What you will do
Reproduce every line of the data below, keeping each character, number and bracket unchanged.
## begin Supplied records
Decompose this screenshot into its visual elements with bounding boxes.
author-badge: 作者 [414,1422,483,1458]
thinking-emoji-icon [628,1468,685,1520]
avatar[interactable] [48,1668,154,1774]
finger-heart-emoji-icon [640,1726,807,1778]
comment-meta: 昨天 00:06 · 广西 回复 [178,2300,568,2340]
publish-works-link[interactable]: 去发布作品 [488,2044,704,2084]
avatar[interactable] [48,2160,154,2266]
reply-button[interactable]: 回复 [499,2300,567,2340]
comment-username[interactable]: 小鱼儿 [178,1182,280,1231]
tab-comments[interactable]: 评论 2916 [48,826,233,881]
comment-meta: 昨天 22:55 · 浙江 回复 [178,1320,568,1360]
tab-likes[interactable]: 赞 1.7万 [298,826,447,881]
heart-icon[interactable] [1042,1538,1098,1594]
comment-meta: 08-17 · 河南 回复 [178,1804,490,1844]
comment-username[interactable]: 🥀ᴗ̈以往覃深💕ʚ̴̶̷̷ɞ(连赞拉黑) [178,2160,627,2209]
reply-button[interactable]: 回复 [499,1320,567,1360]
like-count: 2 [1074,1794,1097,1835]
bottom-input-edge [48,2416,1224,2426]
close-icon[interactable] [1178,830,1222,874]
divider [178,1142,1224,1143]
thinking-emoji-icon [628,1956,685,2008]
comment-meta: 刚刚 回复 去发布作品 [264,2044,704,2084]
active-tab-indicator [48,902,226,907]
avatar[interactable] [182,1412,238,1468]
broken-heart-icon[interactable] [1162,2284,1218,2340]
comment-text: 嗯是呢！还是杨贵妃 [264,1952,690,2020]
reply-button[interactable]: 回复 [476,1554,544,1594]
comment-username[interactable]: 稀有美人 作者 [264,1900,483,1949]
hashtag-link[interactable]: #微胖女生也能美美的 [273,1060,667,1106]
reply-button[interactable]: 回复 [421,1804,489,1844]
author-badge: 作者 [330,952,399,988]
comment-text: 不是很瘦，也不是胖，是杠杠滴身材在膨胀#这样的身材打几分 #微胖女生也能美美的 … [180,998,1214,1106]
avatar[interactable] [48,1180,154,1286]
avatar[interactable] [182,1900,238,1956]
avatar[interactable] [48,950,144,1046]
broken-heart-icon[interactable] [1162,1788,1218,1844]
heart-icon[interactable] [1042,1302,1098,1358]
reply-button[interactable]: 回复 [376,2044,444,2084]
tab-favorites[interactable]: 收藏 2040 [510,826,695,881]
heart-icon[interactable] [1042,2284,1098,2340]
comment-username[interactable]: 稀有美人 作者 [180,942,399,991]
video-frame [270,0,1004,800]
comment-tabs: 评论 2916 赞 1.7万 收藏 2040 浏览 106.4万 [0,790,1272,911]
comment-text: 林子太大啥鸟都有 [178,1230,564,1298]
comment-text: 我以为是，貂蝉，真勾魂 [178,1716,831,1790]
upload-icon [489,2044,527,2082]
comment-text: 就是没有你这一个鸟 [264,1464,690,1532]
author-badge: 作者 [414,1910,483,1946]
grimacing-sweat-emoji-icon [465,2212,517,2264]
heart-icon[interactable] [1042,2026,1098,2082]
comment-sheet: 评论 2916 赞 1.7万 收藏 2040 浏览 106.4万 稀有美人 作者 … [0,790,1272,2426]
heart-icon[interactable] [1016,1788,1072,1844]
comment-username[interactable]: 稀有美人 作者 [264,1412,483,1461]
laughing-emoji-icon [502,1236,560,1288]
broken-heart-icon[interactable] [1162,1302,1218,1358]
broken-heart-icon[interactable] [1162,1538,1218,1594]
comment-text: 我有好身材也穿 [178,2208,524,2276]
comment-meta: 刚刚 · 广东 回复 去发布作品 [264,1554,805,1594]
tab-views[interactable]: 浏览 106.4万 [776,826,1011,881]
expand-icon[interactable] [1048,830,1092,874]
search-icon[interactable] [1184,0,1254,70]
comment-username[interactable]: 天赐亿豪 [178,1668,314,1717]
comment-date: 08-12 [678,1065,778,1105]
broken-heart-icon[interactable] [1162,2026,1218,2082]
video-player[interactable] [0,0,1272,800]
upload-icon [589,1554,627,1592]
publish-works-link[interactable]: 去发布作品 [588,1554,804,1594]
## end Supplied records
Written response
Decompose this screenshot into its visual elements with bounding boxes.
author-badge: 作者 [414,1422,483,1458]
thinking-emoji-icon [628,1468,685,1520]
avatar[interactable] [48,1668,154,1774]
finger-heart-emoji-icon [640,1726,807,1778]
comment-meta: 昨天 00:06 · 广西 回复 [178,2300,568,2340]
publish-works-link[interactable]: 去发布作品 [488,2044,704,2084]
avatar[interactable] [48,2160,154,2266]
reply-button[interactable]: 回复 [499,2300,567,2340]
comment-username[interactable]: 小鱼儿 [178,1182,280,1231]
tab-comments[interactable]: 评论 2916 [48,826,233,881]
comment-meta: 昨天 22:55 · 浙江 回复 [178,1320,568,1360]
tab-likes[interactable]: 赞 1.7万 [298,826,447,881]
heart-icon[interactable] [1042,1538,1098,1594]
comment-meta: 08-17 · 河南 回复 [178,1804,490,1844]
comment-username[interactable]: 🥀ᴗ̈以往覃深💕ʚ̴̶̷̷ɞ(连赞拉黑) [178,2160,627,2209]
reply-button[interactable]: 回复 [499,1320,567,1360]
like-count: 2 [1074,1794,1097,1835]
bottom-input-edge [48,2416,1224,2426]
close-icon[interactable] [1178,830,1222,874]
divider [178,1142,1224,1143]
thinking-emoji-icon [628,1956,685,2008]
comment-meta: 刚刚 回复 去发布作品 [264,2044,704,2084]
active-tab-indicator [48,902,226,907]
avatar[interactable] [182,1412,238,1468]
broken-heart-icon[interactable] [1162,2284,1218,2340]
comment-text: 嗯是呢！还是杨贵妃 [264,1952,690,2020]
reply-button[interactable]: 回复 [476,1554,544,1594]
comment-username[interactable]: 稀有美人 作者 [264,1900,483,1949]
hashtag-link[interactable]: #微胖女生也能美美的 [273,1060,667,1106]
reply-button[interactable]: 回复 [421,1804,489,1844]
author-badge: 作者 [330,952,399,988]
comment-text: 不是很瘦，也不是胖，是杠杠滴身材在膨胀#这样的身材打几分 #微胖女生也能美美的 … [180,998,1214,1106]
avatar[interactable] [48,1180,154,1286]
avatar[interactable] [182,1900,238,1956]
avatar[interactable] [48,950,144,1046]
broken-heart-icon[interactable] [1162,1788,1218,1844]
heart-icon[interactable] [1042,1302,1098,1358]
reply-button[interactable]: 回复 [376,2044,444,2084]
tab-favorites[interactable]: 收藏 2040 [510,826,695,881]
heart-icon[interactable] [1042,2284,1098,2340]
comment-username[interactable]: 稀有美人 作者 [180,942,399,991]
video-frame [270,0,1004,800]
comment-tabs: 评论 2916 赞 1.7万 收藏 2040 浏览 106.4万 [0,790,1272,911]
comment-text: 林子太大啥鸟都有 [178,1230,564,1298]
comment-text: 我以为是，貂蝉，真勾魂 [178,1716,831,1790]
upload-icon [489,2044,527,2082]
comment-text: 就是没有你这一个鸟 [264,1464,690,1532]
author-badge: 作者 [414,1910,483,1946]
grimacing-sweat-emoji-icon [465,2212,517,2264]
heart-icon[interactable] [1042,2026,1098,2082]
comment-sheet: 评论 2916 赞 1.7万 收藏 2040 浏览 106.4万 稀有美人 作者 … [0,790,1272,2426]
heart-icon[interactable] [1016,1788,1072,1844]
comment-username[interactable]: 稀有美人 作者 [264,1412,483,1461]
laughing-emoji-icon [502,1236,560,1288]
broken-heart-icon[interactable] [1162,1302,1218,1358]
broken-heart-icon[interactable] [1162,1538,1218,1594]
comment-text: 我有好身材也穿 [178,2208,524,2276]
comment-meta: 刚刚 · 广东 回复 去发布作品 [264,1554,805,1594]
tab-views[interactable]: 浏览 106.4万 [776,826,1011,881]
expand-icon[interactable] [1048,830,1092,874]
search-icon[interactable] [1184,0,1254,70]
comment-username[interactable]: 天赐亿豪 [178,1668,314,1717]
comment-date: 08-12 [678,1065,778,1105]
broken-heart-icon[interactable] [1162,2026,1218,2082]
video-player[interactable] [0,0,1272,800]
upload-icon [589,1554,627,1592]
publish-works-link[interactable]: 去发布作品 [588,1554,804,1594]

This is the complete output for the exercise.